(YOUR GOAL): From the listing below, work out how many lines contain "title". Reply with that number only.

Items listed in a dataset
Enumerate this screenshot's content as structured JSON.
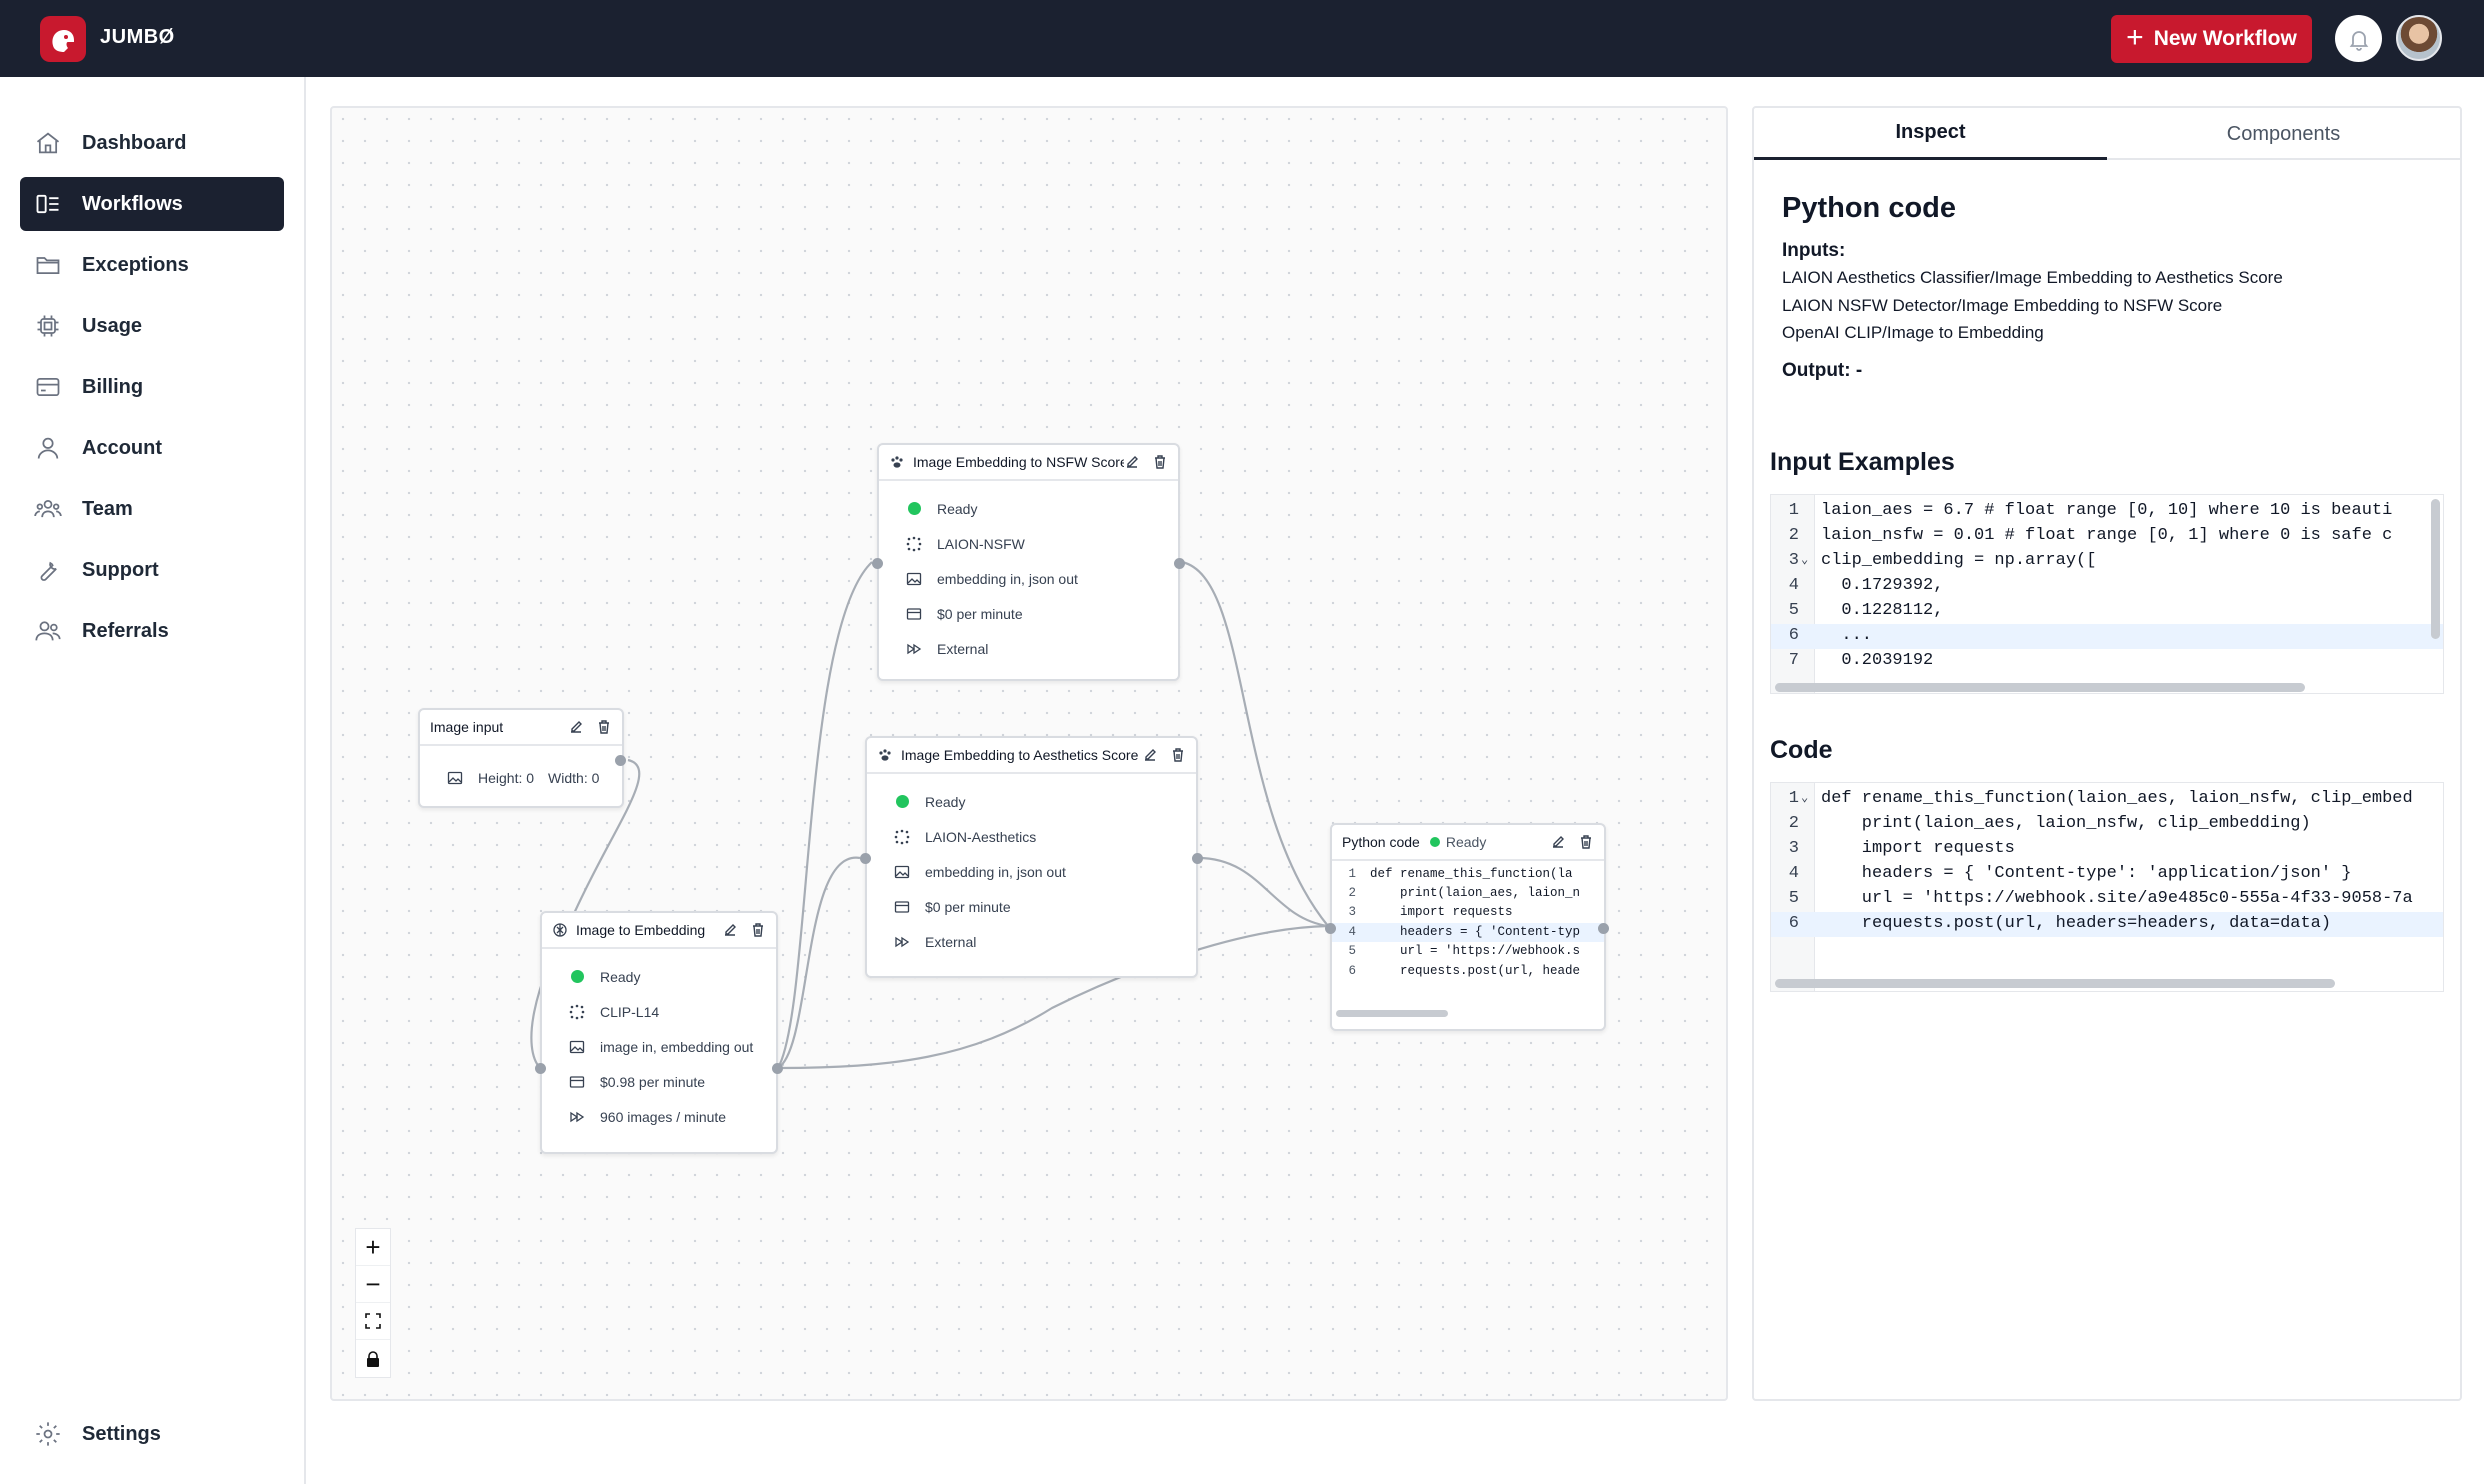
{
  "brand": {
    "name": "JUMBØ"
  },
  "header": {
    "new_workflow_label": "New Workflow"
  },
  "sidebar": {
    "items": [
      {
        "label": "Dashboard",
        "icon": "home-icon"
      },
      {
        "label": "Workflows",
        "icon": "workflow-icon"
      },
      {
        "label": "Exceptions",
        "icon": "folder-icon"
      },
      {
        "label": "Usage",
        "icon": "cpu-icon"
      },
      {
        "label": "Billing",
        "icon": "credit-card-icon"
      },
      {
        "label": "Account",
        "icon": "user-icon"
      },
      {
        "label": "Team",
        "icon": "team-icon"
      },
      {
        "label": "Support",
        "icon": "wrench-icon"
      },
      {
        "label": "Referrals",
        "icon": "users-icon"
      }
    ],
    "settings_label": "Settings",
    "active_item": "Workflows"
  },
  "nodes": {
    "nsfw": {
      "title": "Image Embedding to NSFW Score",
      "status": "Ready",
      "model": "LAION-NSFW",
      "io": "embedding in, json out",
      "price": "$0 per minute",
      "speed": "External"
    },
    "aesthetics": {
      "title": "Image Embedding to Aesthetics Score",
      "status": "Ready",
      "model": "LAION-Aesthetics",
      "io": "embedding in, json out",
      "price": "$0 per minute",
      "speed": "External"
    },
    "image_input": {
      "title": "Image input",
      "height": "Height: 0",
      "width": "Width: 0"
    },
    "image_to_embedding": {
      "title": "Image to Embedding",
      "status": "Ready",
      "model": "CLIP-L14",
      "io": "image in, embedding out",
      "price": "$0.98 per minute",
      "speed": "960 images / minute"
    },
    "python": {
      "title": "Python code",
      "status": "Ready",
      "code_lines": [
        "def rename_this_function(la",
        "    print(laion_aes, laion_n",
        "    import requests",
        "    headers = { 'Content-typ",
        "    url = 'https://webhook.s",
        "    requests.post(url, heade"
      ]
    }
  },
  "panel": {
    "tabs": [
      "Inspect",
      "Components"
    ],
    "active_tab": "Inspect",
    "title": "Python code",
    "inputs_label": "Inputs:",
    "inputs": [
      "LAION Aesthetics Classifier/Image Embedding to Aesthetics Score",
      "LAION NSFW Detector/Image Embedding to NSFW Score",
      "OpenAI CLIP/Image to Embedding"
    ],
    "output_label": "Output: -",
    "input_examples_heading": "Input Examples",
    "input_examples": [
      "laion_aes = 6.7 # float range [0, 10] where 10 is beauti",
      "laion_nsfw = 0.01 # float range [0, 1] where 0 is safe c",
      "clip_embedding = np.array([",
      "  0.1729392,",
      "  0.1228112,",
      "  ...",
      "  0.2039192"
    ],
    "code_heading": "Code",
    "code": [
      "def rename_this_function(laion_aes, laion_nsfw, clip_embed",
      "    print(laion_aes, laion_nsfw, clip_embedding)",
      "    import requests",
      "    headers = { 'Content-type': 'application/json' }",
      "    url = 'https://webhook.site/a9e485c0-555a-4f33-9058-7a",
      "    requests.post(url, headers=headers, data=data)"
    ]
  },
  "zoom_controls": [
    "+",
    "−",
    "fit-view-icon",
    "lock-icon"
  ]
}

(RESPONSE): 6